# Work to do
Please convert the rows from the line containing "ar-logo-icon: AR xyxy=(299,103,322,125)" to the line containing "svg-text:AR: AR xyxy=(49,369,62,380)", both included, into a Markdown table with the columns No. and Entry. Leave out any blank lines.

>> Begin Exercise input

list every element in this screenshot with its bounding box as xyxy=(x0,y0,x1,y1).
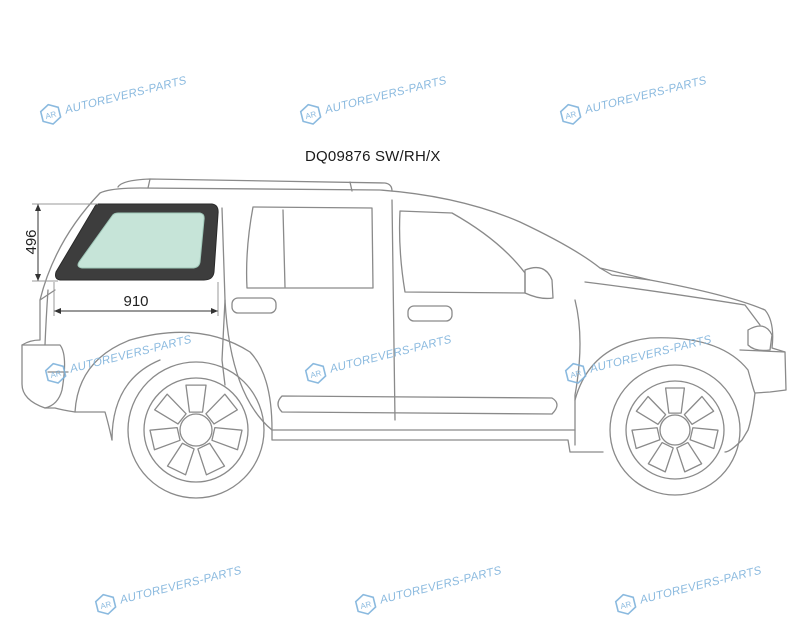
ar-logo-icon: AR xyxy=(299,103,322,125)
rear-door-window xyxy=(245,206,374,289)
svg-text:AR: AR xyxy=(359,600,372,611)
svg-text:AR: AR xyxy=(99,600,112,611)
ar-logo-icon: AR xyxy=(559,103,582,125)
wheel-spoke xyxy=(153,393,187,425)
ar-logo-icon: AR xyxy=(39,103,62,125)
svg-text:AR: AR xyxy=(49,369,62,380)
side-moulding xyxy=(277,395,558,415)
side-mirror xyxy=(524,266,554,300)
rear-wheel-arch xyxy=(74,331,273,431)
svg-text:AR: AR xyxy=(304,110,317,121)
rear-door-handle xyxy=(231,297,277,314)
ar-logo-icon: AR xyxy=(94,593,117,615)
svg-text:AR: AR xyxy=(569,369,582,380)
ar-logo-icon: AR xyxy=(304,362,327,384)
roof-rack xyxy=(117,178,393,192)
width-label: 910 xyxy=(123,293,148,310)
ar-logo-icon: AR xyxy=(354,593,377,615)
wheel-spoke xyxy=(205,393,239,425)
svg-text:AR: AR xyxy=(564,110,577,121)
diagram-canvas: 496 910 DQ09876 SW/RH/X AR AUTOREVERS-PA… xyxy=(21,70,787,615)
wheel-spoke xyxy=(683,395,715,425)
car-body-outline xyxy=(21,187,787,453)
ar-logo-icon: AR xyxy=(44,362,67,384)
watermark: AR AUTOREVERS-PARTS xyxy=(562,329,714,387)
svg-text:AR: AR xyxy=(309,369,322,380)
watermark: AR AUTOREVERS-PARTS xyxy=(557,70,709,128)
ar-logo-icon: AR xyxy=(564,362,587,384)
width-dimension xyxy=(53,282,219,316)
wheel-spoke xyxy=(166,442,195,476)
rear-quarter-glass xyxy=(55,203,219,281)
wheel-spoke xyxy=(635,395,667,425)
height-dimension xyxy=(32,203,98,282)
svg-text:AR: AR xyxy=(44,110,57,121)
watermark: AR AUTOREVERS-PARTS xyxy=(42,329,194,387)
wheel-spoke xyxy=(211,426,243,451)
height-label: 496 xyxy=(23,229,40,254)
rear-wheel xyxy=(127,361,265,499)
ar-logo-icon: AR xyxy=(614,593,637,615)
wheel-spoke xyxy=(689,427,719,450)
wheel-spoke xyxy=(631,427,661,450)
part-code-title: DQ09876 SW/RH/X xyxy=(305,148,441,165)
wheel-spoke xyxy=(647,441,674,473)
wheel-spoke xyxy=(197,442,226,476)
watermark: AR AUTOREVERS-PARTS xyxy=(297,70,449,128)
front-door-handle xyxy=(407,305,453,322)
rear-bumper xyxy=(21,344,66,409)
watermark: AR AUTOREVERS-PARTS xyxy=(37,70,189,128)
front-wheel xyxy=(609,364,741,496)
watermark: AR AUTOREVERS-PARTS xyxy=(302,329,454,387)
vehicle-diagram: 496 910 xyxy=(21,178,787,499)
wheel-spoke xyxy=(664,387,686,414)
wheel-spoke xyxy=(149,426,181,451)
wheel-spoke xyxy=(185,384,207,413)
front-door-window xyxy=(398,210,526,294)
wheel-spoke xyxy=(676,441,703,473)
svg-text:AR: AR xyxy=(619,600,632,611)
front-wheel-arch xyxy=(574,337,756,401)
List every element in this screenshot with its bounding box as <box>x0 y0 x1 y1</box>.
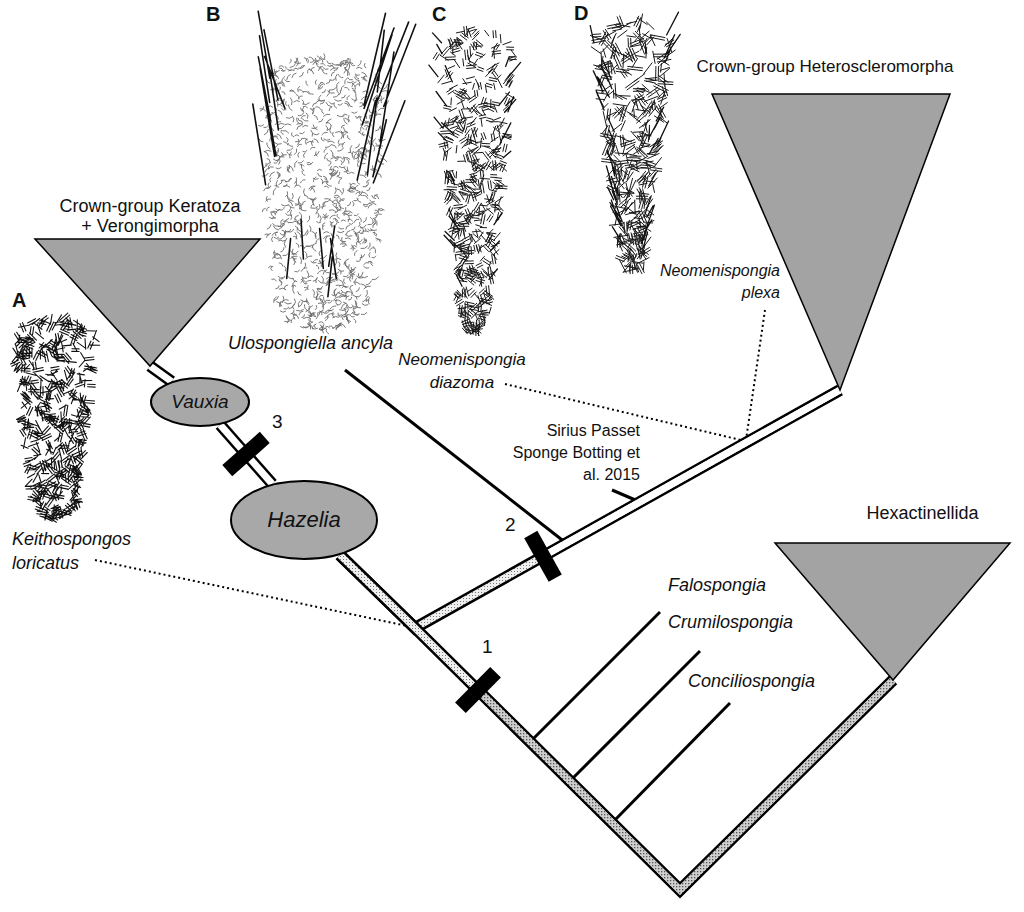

>> End Exercise input

# The response
| No. | Entry |
|---|---|
| 1 | ar-logo-icon: AR xyxy=(299,103,322,125) |
| 2 | rear-door-window xyxy=(245,206,374,289) |
| 3 | svg-text:AR: AR xyxy=(359,600,372,611) |
| 4 | svg-text:AR: AR xyxy=(99,600,112,611) |
| 5 | ar-logo-icon: AR xyxy=(559,103,582,125) |
| 6 | wheel-spoke xyxy=(153,393,187,425) |
| 7 | ar-logo-icon: AR xyxy=(39,103,62,125) |
| 8 | svg-text:AR: AR xyxy=(49,369,62,380) |